■ Actions to take ■
[A] In the blog post about getting a job, swap "home phone" for "cell phone" and write out the passage between "Got a Job. And." and "completed a survey.", inclusive.
[B] Put each line of the records below into a JSON list of strings, one string per line, with blank lines left out. Leave the pictures out of the answer.

■ Source passage ■
Got a Job. And. Don't I look exactly like Natalia Vodianova??? 2012

Old Post form 2012. 

Hello Again!!

I got a job :) Today was my first day at work. You know those annoying guys who keep calling your home phone and offering you stuff? Now I'm one of them.. Except that I'm not that annoying, since I only call to announce that you are getting free gifts and only do that if you completed a survey.
It's amazing how much people dislike gifts! I mean it's not much of course, just your choice of a 2-3 days stay at a hotel at any location of your choice in North America from Kingston to Hawaii or a rice-cooker.. but still better than nothing! And all you have to do to get one of these is to listen to a 45 minute presentation and tell your opinion on the product the company is trying to sell.. No need to buy anything! Just an opinion! People are so secretive these days. At the beginning many of them are interested, but as soon as they hear that someone is coming to their place with a short presentation  99% immediately say no-no and some even tell you not to ever call them again!.. Just listen to that presentation-stuff and get your free hotel reservations or a (multipurpose) rice-cooker! You don't even have to go anywhere, the gift will arrive at your door with the representative whose gonna make a short presentation.. and I'm sure if you don't waste those 45 mins of your life on that presentation, you are going to waste them just as purposelessly on something like a TV show or pointless Internet browsing anyway (except in this case you won't even be rewarded for it!)..

■ Excerpted data ■
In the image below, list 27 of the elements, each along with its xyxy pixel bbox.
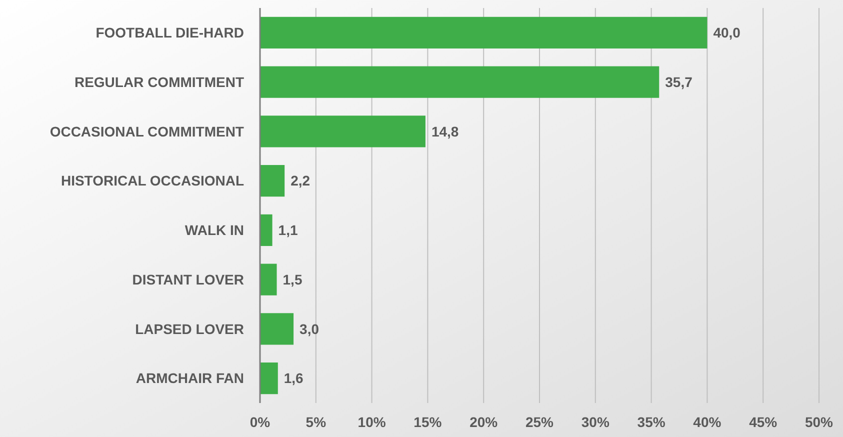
- y-tick-label: REGULAR COMMITMENT: [74, 74, 244, 90]
- y-tick-label: OCCASIONAL COMMITMENT: [50, 123, 244, 140]
- data-label: 3,0: [300, 320, 320, 337]
- y-tick-label: HISTORICAL OCCASIONAL: [60, 172, 244, 189]
- data-label: 35,7: [665, 74, 693, 90]
- y-tick-label: FOOTBALL DIE-HARD: [96, 24, 244, 41]
- x-tick-label: 40%: [693, 414, 722, 430]
- y-tick-label: ARMCHAIR FAN: [136, 370, 244, 386]
- x-tick-label: 45%: [749, 414, 778, 430]
- x-tick-label: 5%: [306, 414, 327, 430]
- x-tick-label: 20%: [470, 414, 498, 430]
- x-tick-label: 25%: [525, 414, 554, 430]
- data-label: 1,5: [282, 271, 302, 288]
- data-label: 1,6: [284, 370, 304, 386]
- data-label: 1,1: [278, 222, 298, 238]
- x-tick-label: 0%: [250, 414, 271, 430]
- x-tick-label: 30%: [581, 414, 610, 430]
- y-tick-label: LAPSED LOVER: [135, 320, 244, 337]
- x-tick-label: 10%: [358, 414, 386, 430]
- data-label: 14,8: [431, 123, 459, 140]
- y-tick-label: DISTANT LOVER: [132, 271, 244, 288]
- data-label: 2,2: [290, 172, 310, 189]
- data-label: 40,0: [713, 24, 741, 41]
- x-tick-label: 15%: [414, 414, 442, 430]
- x-tick-label: 35%: [637, 414, 666, 430]
- y-tick-label: WALK IN: [184, 222, 244, 238]
- x-tick-label: 50%: [804, 414, 834, 430]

■ Solved problems ■
[A]
Got a Job. And. Don't I look exactly like Natalia Vodianova??? 2012

Old Post form 2012. 

Hello Again!!

I got a job :) Today was my first day at work. You know those annoying guys who keep calling your cell phone and offering you stuff? Now I'm one of them.. Except that I'm not that annoying, since I only call to announce that you are getting free gifts and only do that if you completed a survey.

[B]
[
  "In the image below, list 27 of the elements, each along with its xyxy pixel bbox.",
  "- y-tick-label: REGULAR COMMITMENT: [74, 74, 244, 90]",
  "- y-tick-label: OCCASIONAL COMMITMENT: [50, 123, 244, 140]",
  "- data-label: 3,0: [300, 320, 320, 337]",
  "- y-tick-label: HISTORICAL OCCASIONAL: [60, 172, 244, 189]",
  "- data-label: 35,7: [665, 74, 693, 90]",
  "- y-tick-label: FOOTBALL DIE-HARD: [96, 24, 244, 41]",
  "- x-tick-label: 40%: [693, 414, 722, 430]",
  "- y-tick-label: ARMCHAIR FAN: [136, 370, 244, 386]",
  "- x-tick-label: 45%: [749, 414, 778, 430]",
  "- x-tick-label: 5%: [306, 414, 327, 430]",
  "- x-tick-label: 20%: [470, 414, 498, 430]",
  "- x-tick-label: 25%: [525, 414, 554, 430]",
  "- data-label: 1,5: [282, 271, 302, 288]",
  "- data-label: 1,6: [284, 370, 304, 386]",
  "- data-label: 1,1: [278, 222, 298, 238]",
  "- x-tick-label: 0%: [250, 414, 271, 430]",
  "- x-tick-label: 30%: [581, 414, 610, 430]",
  "- y-tick-label: LAPSED LOVER: [135, 320, 244, 337]",
  "- x-tick-label: 10%: [358, 414, 386, 430]",
  "- data-label: 14,8: [431, 123, 459, 140]",
  "- y-tick-label: DISTANT LOVER: [132, 271, 244, 288]",
  "- data-label: 2,2: [290, 172, 310, 189]",
  "- data-label: 40,0: [713, 24, 741, 41]",
  "- x-tick-label: 15%: [414, 414, 442, 430]",
  "- x-tick-label: 35%: [637, 414, 666, 430]",
  "- y-tick-label: WALK IN: [184, 222, 244, 238]",
  "- x-tick-label: 50%: [804, 414, 834, 430]"
]